[Chart and figure data]
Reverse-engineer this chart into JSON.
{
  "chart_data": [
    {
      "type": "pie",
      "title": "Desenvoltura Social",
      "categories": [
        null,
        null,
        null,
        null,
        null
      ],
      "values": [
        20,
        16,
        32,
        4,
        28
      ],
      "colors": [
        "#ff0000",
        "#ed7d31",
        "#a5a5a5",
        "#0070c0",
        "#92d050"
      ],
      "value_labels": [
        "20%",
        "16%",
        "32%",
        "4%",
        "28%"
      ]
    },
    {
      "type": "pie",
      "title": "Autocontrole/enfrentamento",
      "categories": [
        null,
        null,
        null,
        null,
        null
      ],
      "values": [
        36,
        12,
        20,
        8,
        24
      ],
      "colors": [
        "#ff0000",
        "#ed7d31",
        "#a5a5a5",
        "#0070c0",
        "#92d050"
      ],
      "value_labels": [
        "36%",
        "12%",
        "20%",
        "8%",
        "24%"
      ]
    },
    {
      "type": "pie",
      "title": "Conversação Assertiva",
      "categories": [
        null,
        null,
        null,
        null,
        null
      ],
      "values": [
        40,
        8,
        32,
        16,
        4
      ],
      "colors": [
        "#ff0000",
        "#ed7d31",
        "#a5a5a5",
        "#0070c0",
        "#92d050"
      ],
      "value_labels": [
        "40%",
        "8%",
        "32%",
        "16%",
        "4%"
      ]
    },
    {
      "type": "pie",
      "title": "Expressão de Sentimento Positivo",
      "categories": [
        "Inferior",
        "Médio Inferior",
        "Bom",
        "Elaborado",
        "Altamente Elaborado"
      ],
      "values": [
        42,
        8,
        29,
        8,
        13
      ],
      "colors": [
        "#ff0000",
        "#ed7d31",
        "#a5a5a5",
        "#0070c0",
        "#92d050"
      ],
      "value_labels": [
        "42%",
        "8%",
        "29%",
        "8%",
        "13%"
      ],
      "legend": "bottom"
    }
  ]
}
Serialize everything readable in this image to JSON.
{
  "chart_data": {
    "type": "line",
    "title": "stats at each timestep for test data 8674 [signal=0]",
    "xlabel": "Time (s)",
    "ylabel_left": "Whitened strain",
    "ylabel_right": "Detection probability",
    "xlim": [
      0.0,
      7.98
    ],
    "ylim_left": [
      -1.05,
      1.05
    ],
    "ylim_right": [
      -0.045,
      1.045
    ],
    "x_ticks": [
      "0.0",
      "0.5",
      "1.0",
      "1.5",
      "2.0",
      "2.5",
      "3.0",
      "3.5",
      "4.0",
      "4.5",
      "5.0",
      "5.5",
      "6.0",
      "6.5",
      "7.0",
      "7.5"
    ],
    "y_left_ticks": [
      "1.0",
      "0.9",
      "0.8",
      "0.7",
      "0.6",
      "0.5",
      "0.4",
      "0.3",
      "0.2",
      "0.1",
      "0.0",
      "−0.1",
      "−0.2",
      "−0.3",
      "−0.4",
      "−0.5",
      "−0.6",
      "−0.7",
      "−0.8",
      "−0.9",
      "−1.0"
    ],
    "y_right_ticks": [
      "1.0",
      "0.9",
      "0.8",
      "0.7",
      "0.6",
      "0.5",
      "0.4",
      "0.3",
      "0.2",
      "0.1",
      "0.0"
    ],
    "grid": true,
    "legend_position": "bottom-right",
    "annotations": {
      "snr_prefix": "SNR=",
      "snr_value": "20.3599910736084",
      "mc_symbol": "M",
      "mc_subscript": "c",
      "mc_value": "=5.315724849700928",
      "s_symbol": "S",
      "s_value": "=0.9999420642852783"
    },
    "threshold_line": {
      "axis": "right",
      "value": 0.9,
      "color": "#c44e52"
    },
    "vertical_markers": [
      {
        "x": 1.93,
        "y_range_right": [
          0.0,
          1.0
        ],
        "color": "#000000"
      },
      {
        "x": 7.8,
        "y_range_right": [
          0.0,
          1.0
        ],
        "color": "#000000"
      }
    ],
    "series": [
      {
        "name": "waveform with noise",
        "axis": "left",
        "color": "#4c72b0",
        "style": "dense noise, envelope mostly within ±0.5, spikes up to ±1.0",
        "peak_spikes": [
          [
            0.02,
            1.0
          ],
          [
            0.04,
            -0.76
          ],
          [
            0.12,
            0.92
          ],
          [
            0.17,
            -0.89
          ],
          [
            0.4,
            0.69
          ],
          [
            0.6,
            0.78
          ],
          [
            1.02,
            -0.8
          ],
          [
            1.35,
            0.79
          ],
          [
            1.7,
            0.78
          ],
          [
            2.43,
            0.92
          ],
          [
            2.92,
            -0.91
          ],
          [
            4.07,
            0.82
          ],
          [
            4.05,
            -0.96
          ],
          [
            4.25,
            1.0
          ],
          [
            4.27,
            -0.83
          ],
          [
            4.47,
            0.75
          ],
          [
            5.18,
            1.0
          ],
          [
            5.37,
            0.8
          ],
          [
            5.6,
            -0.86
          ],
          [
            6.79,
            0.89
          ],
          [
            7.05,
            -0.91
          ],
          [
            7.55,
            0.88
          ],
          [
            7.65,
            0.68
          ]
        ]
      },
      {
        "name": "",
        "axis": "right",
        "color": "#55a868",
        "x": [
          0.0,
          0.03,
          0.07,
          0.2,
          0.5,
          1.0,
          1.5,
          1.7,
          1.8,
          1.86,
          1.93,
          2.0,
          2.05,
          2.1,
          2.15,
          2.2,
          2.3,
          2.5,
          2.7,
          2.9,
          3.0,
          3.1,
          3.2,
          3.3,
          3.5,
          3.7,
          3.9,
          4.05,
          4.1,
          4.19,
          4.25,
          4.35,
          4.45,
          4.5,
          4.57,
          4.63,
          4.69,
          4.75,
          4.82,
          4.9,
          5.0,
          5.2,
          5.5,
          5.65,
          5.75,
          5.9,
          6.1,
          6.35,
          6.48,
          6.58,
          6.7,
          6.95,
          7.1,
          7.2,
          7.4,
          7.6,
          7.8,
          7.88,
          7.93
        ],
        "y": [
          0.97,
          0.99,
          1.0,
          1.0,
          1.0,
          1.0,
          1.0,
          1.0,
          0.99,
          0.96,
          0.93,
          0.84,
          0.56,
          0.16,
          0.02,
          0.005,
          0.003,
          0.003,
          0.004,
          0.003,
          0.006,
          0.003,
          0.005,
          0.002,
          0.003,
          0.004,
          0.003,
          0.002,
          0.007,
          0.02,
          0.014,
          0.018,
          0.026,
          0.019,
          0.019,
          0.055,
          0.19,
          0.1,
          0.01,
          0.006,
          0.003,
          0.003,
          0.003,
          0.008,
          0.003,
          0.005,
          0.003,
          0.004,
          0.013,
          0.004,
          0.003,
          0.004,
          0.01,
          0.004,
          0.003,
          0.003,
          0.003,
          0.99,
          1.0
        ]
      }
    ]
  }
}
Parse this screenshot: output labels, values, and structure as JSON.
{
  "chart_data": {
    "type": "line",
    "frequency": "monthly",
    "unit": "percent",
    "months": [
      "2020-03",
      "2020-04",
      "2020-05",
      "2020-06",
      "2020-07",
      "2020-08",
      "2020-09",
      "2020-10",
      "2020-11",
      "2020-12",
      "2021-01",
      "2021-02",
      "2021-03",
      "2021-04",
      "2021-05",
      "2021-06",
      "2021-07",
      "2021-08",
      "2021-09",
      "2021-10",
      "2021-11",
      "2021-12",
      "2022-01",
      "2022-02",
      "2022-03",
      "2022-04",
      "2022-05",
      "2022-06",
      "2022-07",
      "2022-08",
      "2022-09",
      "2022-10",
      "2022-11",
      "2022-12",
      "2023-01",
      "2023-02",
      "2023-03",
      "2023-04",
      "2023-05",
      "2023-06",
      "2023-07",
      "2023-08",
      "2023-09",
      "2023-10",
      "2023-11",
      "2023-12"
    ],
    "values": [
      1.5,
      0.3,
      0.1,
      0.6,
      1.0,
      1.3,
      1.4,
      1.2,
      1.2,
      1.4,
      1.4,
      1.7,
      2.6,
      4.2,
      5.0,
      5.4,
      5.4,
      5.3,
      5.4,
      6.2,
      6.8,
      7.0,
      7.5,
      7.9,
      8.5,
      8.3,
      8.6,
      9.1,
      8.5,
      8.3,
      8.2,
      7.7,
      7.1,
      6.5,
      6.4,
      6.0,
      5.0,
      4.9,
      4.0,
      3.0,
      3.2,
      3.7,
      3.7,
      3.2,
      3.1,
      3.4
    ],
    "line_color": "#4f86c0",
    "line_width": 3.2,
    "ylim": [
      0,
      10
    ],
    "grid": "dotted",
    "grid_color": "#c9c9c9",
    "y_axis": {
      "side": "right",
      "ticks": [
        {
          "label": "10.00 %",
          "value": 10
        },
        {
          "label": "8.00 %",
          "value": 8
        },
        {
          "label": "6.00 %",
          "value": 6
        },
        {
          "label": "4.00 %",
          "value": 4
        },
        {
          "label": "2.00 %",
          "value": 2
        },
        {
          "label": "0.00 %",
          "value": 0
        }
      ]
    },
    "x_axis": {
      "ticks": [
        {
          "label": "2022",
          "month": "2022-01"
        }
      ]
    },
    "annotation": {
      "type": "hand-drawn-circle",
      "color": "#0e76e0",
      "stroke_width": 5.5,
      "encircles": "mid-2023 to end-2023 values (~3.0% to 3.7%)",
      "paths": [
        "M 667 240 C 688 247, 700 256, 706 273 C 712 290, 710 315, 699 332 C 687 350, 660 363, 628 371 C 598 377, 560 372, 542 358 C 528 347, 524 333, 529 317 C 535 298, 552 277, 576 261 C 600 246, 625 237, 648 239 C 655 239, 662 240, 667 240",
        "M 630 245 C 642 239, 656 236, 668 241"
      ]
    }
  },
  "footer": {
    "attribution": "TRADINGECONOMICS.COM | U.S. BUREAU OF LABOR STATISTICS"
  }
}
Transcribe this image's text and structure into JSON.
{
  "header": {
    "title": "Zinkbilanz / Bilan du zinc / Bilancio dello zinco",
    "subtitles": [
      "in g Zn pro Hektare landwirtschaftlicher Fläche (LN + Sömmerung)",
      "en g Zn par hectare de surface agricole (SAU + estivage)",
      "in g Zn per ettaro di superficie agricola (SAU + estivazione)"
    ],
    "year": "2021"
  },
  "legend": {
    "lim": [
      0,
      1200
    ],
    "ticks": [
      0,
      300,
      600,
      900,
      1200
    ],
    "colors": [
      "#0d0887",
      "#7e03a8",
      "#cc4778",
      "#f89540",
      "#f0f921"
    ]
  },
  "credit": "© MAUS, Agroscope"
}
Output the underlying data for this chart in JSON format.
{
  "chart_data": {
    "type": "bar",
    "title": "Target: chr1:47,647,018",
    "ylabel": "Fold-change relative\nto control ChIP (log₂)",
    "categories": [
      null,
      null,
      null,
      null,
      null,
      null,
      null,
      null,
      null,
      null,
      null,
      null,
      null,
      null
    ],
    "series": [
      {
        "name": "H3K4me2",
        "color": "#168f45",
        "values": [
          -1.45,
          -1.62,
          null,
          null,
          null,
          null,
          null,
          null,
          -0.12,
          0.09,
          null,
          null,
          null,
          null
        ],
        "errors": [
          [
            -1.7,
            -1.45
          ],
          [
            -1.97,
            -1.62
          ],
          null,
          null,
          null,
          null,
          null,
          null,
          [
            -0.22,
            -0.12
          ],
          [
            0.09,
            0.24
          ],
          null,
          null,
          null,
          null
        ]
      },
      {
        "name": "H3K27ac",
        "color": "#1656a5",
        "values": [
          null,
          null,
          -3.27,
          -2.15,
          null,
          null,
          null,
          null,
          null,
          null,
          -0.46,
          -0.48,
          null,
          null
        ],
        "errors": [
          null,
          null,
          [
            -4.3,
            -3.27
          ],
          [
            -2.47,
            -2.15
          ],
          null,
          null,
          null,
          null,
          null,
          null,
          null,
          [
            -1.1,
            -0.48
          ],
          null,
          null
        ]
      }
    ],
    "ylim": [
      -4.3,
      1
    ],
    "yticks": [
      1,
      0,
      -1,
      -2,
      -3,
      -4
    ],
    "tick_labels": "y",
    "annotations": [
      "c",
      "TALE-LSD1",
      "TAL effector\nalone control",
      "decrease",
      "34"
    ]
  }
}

*Set exercise:*
Copy out each line of the material that holds the word "noise".

*Result of this task:*
        "name": "waveform with noise",
        "style": "dense noise, envelope mostly within ±0.5, spikes up to ±1.0",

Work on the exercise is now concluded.